▶ [TASK GOAL]
Retype all of the entries word for word.

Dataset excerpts
————————
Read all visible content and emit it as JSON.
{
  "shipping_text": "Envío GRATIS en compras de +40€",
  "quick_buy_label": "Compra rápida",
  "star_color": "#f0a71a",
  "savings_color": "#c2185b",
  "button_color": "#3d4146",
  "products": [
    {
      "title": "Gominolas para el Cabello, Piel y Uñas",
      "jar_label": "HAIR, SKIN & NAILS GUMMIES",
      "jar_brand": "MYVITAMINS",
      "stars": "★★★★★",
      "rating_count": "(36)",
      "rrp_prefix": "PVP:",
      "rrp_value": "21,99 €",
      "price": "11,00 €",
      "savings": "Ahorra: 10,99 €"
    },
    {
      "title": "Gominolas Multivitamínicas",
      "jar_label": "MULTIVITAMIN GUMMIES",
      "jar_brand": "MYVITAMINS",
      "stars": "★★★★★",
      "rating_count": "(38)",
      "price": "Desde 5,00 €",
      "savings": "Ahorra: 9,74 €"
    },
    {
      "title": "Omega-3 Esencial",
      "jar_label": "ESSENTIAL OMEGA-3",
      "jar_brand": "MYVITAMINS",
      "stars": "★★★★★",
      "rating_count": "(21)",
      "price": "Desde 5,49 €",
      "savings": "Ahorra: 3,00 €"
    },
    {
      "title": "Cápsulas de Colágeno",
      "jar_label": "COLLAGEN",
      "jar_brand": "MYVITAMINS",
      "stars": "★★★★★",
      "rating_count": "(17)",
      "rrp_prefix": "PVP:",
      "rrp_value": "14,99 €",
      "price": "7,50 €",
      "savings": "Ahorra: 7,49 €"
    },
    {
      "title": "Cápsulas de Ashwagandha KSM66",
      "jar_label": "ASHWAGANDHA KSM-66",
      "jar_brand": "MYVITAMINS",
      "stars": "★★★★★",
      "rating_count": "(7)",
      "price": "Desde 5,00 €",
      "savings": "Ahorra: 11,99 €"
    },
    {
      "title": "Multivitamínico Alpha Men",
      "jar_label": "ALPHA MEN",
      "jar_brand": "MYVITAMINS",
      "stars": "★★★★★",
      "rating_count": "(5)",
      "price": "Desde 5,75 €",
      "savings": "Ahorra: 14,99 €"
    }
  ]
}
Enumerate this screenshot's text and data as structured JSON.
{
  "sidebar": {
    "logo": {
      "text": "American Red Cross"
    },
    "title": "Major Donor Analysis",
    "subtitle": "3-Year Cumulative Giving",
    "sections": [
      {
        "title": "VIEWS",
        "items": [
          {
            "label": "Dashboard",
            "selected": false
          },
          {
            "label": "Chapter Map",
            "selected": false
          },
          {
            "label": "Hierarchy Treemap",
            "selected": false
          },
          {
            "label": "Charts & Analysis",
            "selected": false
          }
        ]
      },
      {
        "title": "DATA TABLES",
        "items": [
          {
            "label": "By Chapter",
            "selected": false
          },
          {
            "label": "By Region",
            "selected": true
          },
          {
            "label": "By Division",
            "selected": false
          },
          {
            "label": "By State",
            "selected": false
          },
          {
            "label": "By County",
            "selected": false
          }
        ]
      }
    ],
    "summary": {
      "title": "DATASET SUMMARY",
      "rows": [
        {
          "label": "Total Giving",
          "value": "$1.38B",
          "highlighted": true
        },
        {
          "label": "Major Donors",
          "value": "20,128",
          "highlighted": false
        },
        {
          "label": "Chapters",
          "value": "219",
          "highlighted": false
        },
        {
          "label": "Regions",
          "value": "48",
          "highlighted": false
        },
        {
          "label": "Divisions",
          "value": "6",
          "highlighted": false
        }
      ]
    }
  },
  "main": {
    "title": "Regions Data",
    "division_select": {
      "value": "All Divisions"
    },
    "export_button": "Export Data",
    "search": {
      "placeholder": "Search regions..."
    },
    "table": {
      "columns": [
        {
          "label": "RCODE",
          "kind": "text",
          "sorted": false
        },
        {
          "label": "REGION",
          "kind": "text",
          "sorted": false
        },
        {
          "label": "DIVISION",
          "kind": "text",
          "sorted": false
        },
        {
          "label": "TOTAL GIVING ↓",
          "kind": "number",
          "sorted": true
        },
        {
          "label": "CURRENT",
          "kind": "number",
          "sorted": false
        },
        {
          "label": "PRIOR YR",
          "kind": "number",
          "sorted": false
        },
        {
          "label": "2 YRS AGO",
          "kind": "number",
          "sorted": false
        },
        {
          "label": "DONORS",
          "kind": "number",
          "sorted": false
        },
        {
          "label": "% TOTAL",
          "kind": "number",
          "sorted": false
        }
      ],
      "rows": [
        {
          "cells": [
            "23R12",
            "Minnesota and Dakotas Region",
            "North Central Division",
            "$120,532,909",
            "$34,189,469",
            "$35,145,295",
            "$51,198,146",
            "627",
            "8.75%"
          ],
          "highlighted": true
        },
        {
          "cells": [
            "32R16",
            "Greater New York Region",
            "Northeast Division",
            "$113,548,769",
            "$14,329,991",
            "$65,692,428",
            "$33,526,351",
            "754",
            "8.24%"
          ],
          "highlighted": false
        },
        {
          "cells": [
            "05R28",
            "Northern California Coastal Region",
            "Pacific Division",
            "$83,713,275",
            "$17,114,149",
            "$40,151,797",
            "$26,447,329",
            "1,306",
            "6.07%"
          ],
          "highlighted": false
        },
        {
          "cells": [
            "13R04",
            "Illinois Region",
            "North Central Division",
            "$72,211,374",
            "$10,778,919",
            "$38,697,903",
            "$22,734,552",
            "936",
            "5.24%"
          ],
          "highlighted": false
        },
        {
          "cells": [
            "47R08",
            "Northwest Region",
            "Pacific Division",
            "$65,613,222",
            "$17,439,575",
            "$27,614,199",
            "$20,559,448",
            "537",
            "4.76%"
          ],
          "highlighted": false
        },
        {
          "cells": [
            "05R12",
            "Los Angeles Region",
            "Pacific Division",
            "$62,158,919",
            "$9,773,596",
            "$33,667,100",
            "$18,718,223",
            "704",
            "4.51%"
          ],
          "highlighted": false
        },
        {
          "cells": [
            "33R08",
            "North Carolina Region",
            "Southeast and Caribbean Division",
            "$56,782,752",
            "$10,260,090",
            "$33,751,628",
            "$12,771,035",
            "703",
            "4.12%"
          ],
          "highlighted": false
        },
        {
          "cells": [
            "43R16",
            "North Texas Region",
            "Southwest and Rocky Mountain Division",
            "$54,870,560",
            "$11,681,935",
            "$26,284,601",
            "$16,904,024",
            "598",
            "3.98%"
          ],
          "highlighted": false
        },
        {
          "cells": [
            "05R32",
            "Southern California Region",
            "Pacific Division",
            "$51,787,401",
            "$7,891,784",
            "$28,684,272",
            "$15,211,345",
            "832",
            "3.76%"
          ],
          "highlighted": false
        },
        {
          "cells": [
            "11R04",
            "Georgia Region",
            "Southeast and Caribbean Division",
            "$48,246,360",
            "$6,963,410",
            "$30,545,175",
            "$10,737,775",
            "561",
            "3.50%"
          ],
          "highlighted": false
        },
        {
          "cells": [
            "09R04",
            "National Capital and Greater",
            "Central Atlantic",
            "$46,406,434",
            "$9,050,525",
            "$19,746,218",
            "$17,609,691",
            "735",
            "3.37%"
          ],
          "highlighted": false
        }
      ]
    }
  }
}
————————
▶ [WORKED ANSWER]
Read all visible content and emit it as JSON.
{
  "shipping_text": "Envío GRATIS en compras de +40€",
  "quick_buy_label": "Compra rápida",
  "star_color": "#f0a71a",
  "savings_color": "#c2185b",
  "button_color": "#3d4146",
  "products": [
    {
      "title": "Gominolas para el Cabello, Piel y Uñas",
      "jar_label": "HAIR, SKIN & NAILS GUMMIES",
      "jar_brand": "MYVITAMINS",
      "stars": "★★★★★",
      "rating_count": "(36)",
      "rrp_prefix": "PVP:",
      "rrp_value": "21,99 €",
      "price": "11,00 €",
      "savings": "Ahorra: 10,99 €"
    },
    {
      "title": "Gominolas Multivitamínicas",
      "jar_label": "MULTIVITAMIN GUMMIES",
      "jar_brand": "MYVITAMINS",
      "stars": "★★★★★",
      "rating_count": "(38)",
      "price": "Desde 5,00 €",
      "savings": "Ahorra: 9,74 €"
    },
    {
      "title": "Omega-3 Esencial",
      "jar_label": "ESSENTIAL OMEGA-3",
      "jar_brand": "MYVITAMINS",
      "stars": "★★★★★",
      "rating_count": "(21)",
      "price": "Desde 5,49 €",
      "savings": "Ahorra: 3,00 €"
    },
    {
      "title": "Cápsulas de Colágeno",
      "jar_label": "COLLAGEN",
      "jar_brand": "MYVITAMINS",
      "stars": "★★★★★",
      "rating_count": "(17)",
      "rrp_prefix": "PVP:",
      "rrp_value": "14,99 €",
      "price": "7,50 €",
      "savings": "Ahorra: 7,49 €"
    },
    {
      "title": "Cápsulas de Ashwagandha KSM66",
      "jar_label": "ASHWAGANDHA KSM-66",
      "jar_brand": "MYVITAMINS",
      "stars": "★★★★★",
      "rating_count": "(7)",
      "price": "Desde 5,00 €",
      "savings": "Ahorra: 11,99 €"
    },
    {
      "title": "Multivitamínico Alpha Men",
      "jar_label": "ALPHA MEN",
      "jar_brand": "MYVITAMINS",
      "stars": "★★★★★",
      "rating_count": "(5)",
      "price": "Desde 5,75 €",
      "savings": "Ahorra: 14,99 €"
    }
  ]
}
Enumerate this screenshot's text and data as structured JSON.
{
  "sidebar": {
    "logo": {
      "text": "American Red Cross"
    },
    "title": "Major Donor Analysis",
    "subtitle": "3-Year Cumulative Giving",
    "sections": [
      {
        "title": "VIEWS",
        "items": [
          {
            "label": "Dashboard",
            "selected": false
          },
          {
            "label": "Chapter Map",
            "selected": false
          },
          {
            "label": "Hierarchy Treemap",
            "selected": false
          },
          {
            "label": "Charts & Analysis",
            "selected": false
          }
        ]
      },
      {
        "title": "DATA TABLES",
        "items": [
          {
            "label": "By Chapter",
            "selected": false
          },
          {
            "label": "By Region",
            "selected": true
          },
          {
            "label": "By Division",
            "selected": false
          },
          {
            "label": "By State",
            "selected": false
          },
          {
            "label": "By County",
            "selected": false
          }
        ]
      }
    ],
    "summary": {
      "title": "DATASET SUMMARY",
      "rows": [
        {
          "label": "Total Giving",
          "value": "$1.38B",
          "highlighted": true
        },
        {
          "label": "Major Donors",
          "value": "20,128",
          "highlighted": false
        },
        {
          "label": "Chapters",
          "value": "219",
          "highlighted": false
        },
        {
          "label": "Regions",
          "value": "48",
          "highlighted": false
        },
        {
          "label": "Divisions",
          "value": "6",
          "highlighted": false
        }
      ]
    }
  },
  "main": {
    "title": "Regions Data",
    "division_select": {
      "value": "All Divisions"
    },
    "export_button": "Export Data",
    "search": {
      "placeholder": "Search regions..."
    },
    "table": {
      "columns": [
        {
          "label": "RCODE",
          "kind": "text",
          "sorted": false
        },
        {
          "label": "REGION",
          "kind": "text",
          "sorted": false
        },
        {
          "label": "DIVISION",
          "kind": "text",
          "sorted": false
        },
        {
          "label": "TOTAL GIVING ↓",
          "kind": "number",
          "sorted": true
        },
        {
          "label": "CURRENT",
          "kind": "number",
          "sorted": false
        },
        {
          "label": "PRIOR YR",
          "kind": "number",
          "sorted": false
        },
        {
          "label": "2 YRS AGO",
          "kind": "number",
          "sorted": false
        },
        {
          "label": "DONORS",
          "kind": "number",
          "sorted": false
        },
        {
          "label": "% TOTAL",
          "kind": "number",
          "sorted": false
        }
      ],
      "rows": [
        {
          "cells": [
            "23R12",
            "Minnesota and Dakotas Region",
            "North Central Division",
            "$120,532,909",
            "$34,189,469",
            "$35,145,295",
            "$51,198,146",
            "627",
            "8.75%"
          ],
          "highlighted": true
        },
        {
          "cells": [
            "32R16",
            "Greater New York Region",
            "Northeast Division",
            "$113,548,769",
            "$14,329,991",
            "$65,692,428",
            "$33,526,351",
            "754",
            "8.24%"
          ],
          "highlighted": false
        },
        {
          "cells": [
            "05R28",
            "Northern California Coastal Region",
            "Pacific Division",
            "$83,713,275",
            "$17,114,149",
            "$40,151,797",
            "$26,447,329",
            "1,306",
            "6.07%"
          ],
          "highlighted": false
        },
        {
          "cells": [
            "13R04",
            "Illinois Region",
            "North Central Division",
            "$72,211,374",
            "$10,778,919",
            "$38,697,903",
            "$22,734,552",
            "936",
            "5.24%"
          ],
          "highlighted": false
        },
        {
          "cells": [
            "47R08",
            "Northwest Region",
            "Pacific Division",
            "$65,613,222",
            "$17,439,575",
            "$27,614,199",
            "$20,559,448",
            "537",
            "4.76%"
          ],
          "highlighted": false
        },
        {
          "cells": [
            "05R12",
            "Los Angeles Region",
            "Pacific Division",
            "$62,158,919",
            "$9,773,596",
            "$33,667,100",
            "$18,718,223",
            "704",
            "4.51%"
          ],
          "highlighted": false
        },
        {
          "cells": [
            "33R08",
            "North Carolina Region",
            "Southeast and Caribbean Division",
            "$56,782,752",
            "$10,260,090",
            "$33,751,628",
            "$12,771,035",
            "703",
            "4.12%"
          ],
          "highlighted": false
        },
        {
          "cells": [
            "43R16",
            "North Texas Region",
            "Southwest and Rocky Mountain Division",
            "$54,870,560",
            "$11,681,935",
            "$26,284,601",
            "$16,904,024",
            "598",
            "3.98%"
          ],
          "highlighted": false
        },
        {
          "cells": [
            "05R32",
            "Southern California Region",
            "Pacific Division",
            "$51,787,401",
            "$7,891,784",
            "$28,684,272",
            "$15,211,345",
            "832",
            "3.76%"
          ],
          "highlighted": false
        },
        {
          "cells": [
            "11R04",
            "Georgia Region",
            "Southeast and Caribbean Division",
            "$48,246,360",
            "$6,963,410",
            "$30,545,175",
            "$10,737,775",
            "561",
            "3.50%"
          ],
          "highlighted": false
        },
        {
          "cells": [
            "09R04",
            "National Capital and Greater",
            "Central Atlantic",
            "$46,406,434",
            "$9,050,525",
            "$19,746,218",
            "$17,609,691",
            "735",
            "3.37%"
          ],
          "highlighted": false
        }
      ]
    }
  }
}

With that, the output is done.